演習用テキスト:
——————————

キョン「…涼子と連絡がとれないだけで、こんなに気持ちがザワザワするなんてな」
…それでも、いつか来ると思う連絡を信じて…俺は携帯を握りしめていた
―ピリリリリ
キョン「…!」
これは…メール、いや電話か?
携帯の表示を見ると…ハルヒからだった
キョン「なんだ、ハルヒか…」
がっかりしたとは言え、電話に出ないわけにはいかない
455 = 348 :
これが涼子だったらどんなに嬉しい事か…
―ピッ
キョン『…もしもし?』
ハルヒ『もしもしキョン?今大丈夫かしら?』
あまり大丈夫な気分ではない
キョン『ああ、どうしたんだ。いきなり電話なんて』
ハルヒ『連休…ゴールデンウィーク中の活動内容をちょっとね』
キョン『なんだよ…そんな事なら明日学校で話せばいいだろ?』
ハルヒ『本当は、今日話すつもりだったのよ。なのにキョンがさっさと帰っちゃうから…』
キョン『…ちょっと、居残りする余裕がなくてな。』
ハルヒ『ははぁ…また朝倉涼子ね』
キョン『…そうだよ、悪いかよ』
456 = 348 :
ハルヒ『別に悪いなんて言ってないわよ。ただ、そのおかげで確認だって取れなかったんだからね』

——————————

データセット項目:
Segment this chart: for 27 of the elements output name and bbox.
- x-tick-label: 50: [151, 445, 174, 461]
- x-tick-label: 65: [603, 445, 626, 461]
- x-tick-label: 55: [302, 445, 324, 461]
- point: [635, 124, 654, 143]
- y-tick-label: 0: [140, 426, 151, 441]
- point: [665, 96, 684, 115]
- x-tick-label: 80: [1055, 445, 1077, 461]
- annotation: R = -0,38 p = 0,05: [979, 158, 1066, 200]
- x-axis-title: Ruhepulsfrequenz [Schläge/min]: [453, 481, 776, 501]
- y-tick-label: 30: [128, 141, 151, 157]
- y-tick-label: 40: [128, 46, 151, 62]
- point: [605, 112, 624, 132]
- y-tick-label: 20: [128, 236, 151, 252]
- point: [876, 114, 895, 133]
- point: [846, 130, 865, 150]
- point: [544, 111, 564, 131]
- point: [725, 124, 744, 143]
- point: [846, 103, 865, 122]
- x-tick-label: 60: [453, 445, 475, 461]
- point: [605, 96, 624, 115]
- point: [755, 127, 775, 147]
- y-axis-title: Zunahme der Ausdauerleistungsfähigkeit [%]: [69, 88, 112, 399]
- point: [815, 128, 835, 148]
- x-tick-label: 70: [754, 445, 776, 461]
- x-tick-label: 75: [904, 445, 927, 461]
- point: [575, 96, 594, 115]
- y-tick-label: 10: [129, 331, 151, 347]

——————————

作業指示:
1. 演習用テキストから、ハルヒが『』の中で話している台詞をすべて、出てくる順に抜き出してください。
2. 演習用テキストのうち、「ハルヒ『もしもしキョン?今大丈夫かしら?』」で始まり「キョン『…ちょっと、居残りする余裕がなくてな。』」で終わる部分を、一字一句違えずに書き写してください。

項目別解答:
1.
もしもしキョン?今大丈夫かしら?
連休…ゴールデンウィーク中の活動内容をちょっとね
本当は、今日話すつもりだったのよ。なのにキョンがさっさと帰っちゃうから…
ははぁ…また朝倉涼子ね
別に悪いなんて言ってないわよ。ただ、そのおかげで確認だって取れなかったんだからね

2.
ハルヒ『もしもしキョン?今大丈夫かしら?』
あまり大丈夫な気分ではない
キョン『ああ、どうしたんだ。いきなり電話なんて』
ハルヒ『連休…ゴールデンウィーク中の活動内容をちょっとね』
キョン『なんだよ…そんな事なら明日学校で話せばいいだろ?』
ハルヒ『本当は、今日話すつもりだったのよ。なのにキョンがさっさと帰っちゃうから…』
キョン『…ちょっと、居残りする余裕がなくてな。』